#### EXERCÍCIO ESCRITO:
Retome o trecho sobre o futebol brasileiro e dê continuidade à redação a partir da última frase apresentada.

Tal ponto de vista ajuda a constituir uma certa concepção do "jogar à brasileira", com forte ressonância principalmente no campo dos torcedores – domínio no qual se valoriza a emoção, a brincadeira, a festa, o confronto (: 270) –, mas que está no pólo oposto de uma concepção "técnica, racional e moderna" de futebol que marca cada vez mais o campo dos profissionais. Essa concepção se baseia na definição de uma continuidade estrita entre treino e jogo, na adoção de esquemas táticos e disciplinares que buscam padronizar as performances das equipes, na valorização da rotina como fator decisivo na preparação competitiva de um time – relativizando aquela definição do futebol como o momento ritual do jogo, quando tudo se definiria –, na defesa de padrões gerenciais de administração dos clubes, na cuidadosa e gradativa produção de bons jogadores através das escolinhas de futebol e das categorias de base. Ainda que exemplos concretos confirmem, aqui e ali, a eficácia da adoção de vários desses critérios da esfera profissional – nos anos 90, tivemos o caso do São Paulo Futebol Clube, símbolo do "futebol-empresa" e bicampeão mundial, e da Sociedade Esportiva Palmeiras, que obteve títulos importantes após uma parceria bem-sucedida com a multinacional Parmalat –, o fato é que persiste uma grande resistência à aceitação de tais preceitos no domínio popular, dos torcedores. Mesmo certas conquistas, como a Copa de 94, chegam a ser desvalorizadas por muitos, já que o esquema tático do técnico Parreira não permitira que tivéssemos ganho efetivamente "à brasileira". Tais questões, trabalhadas de forma sistemática por Luiz Henrique de Toledo, também emergiram nas etnografias feitas pelo autor em cursos de formação de técnicos de futebol, nos quais em vários momentos a "lógica torcedora" emergia e punha em xeque certos postulados de racionalidade defendidos pelos palestrantes, representantes do campo profissional (: 83-113). De toda forma, o livro também deixa claro como o próprio técnico muitas vezes se impõe em virtude de seu carisma, um aspecto pouco racional, como é o caso do treinador veterano e ex-jogador Zagallo, adepto supersticioso da numerologia, ou de Luxemburgo, que antes de adotar uma postura mais "moderna" de trabalho, freqüentemente recorria aos conselhos do pai-de-santo Robério de Ogum (: 109-12).

O capítulo dois se volta, por sua vez, à análise das práticas da crônica esportiva especializada, retomando sob outros ângulos o âmbito dos domínios dos torcedores, profissionais e especialistas, com enfoque privilegiado nas formas-representações que se articulam nessa última esfera.

#### DADOS COLETADOS:
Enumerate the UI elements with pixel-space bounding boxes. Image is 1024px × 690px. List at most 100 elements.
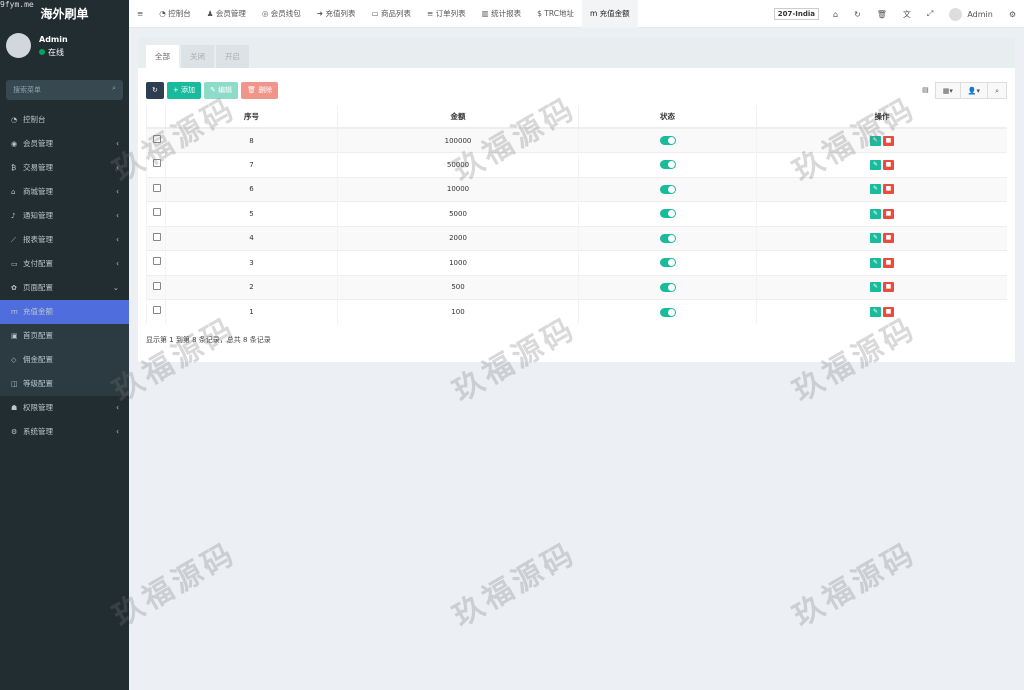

#### RESULTADO:
Cabe destacar a reconstituição dos itinerários da crônica esportiva, cuja origem remonta, na década de 1920, a duas matrizes: a primeira inaugurada por Mário Rodrigues Filho, numa linha narrativa comprometida com a emoção e o imaginário popular – desenvolvida depois de forma exemplar por seu irmão, o dramaturgo Nelson Rodrigues –, e a segunda identificada a Max Valentim, introdutor de uma abordagem mais distanciada, despojada e educativa do futebol (: 160-64). Isso sem falar da criação por parte de Cásper Líbero, também naquela década, da Gazeta Esportiva – inicialmente um suplemento do jornal A Gazeta –, cuja análise permitiu ao autor avaliar tanto os impasses da criação de um "discurso esportivo" como as próprias mazelas do desenvolvimento do profissionalismo no país (: 164-69). O autor indica o surgimento posterior de cronistas cujo profissionalismo identifica-se com uma certa "domesticação da paixão", na busca de um posicionamento o mais tecnicista e o menos encantado possível sobre o futebol, ainda que no jornalismo mais popular o "clubismo" e o "bairrismo" permaneçam representando uma "ética torcedora", que teima em impregnar a "ética profissional" (: 164-74).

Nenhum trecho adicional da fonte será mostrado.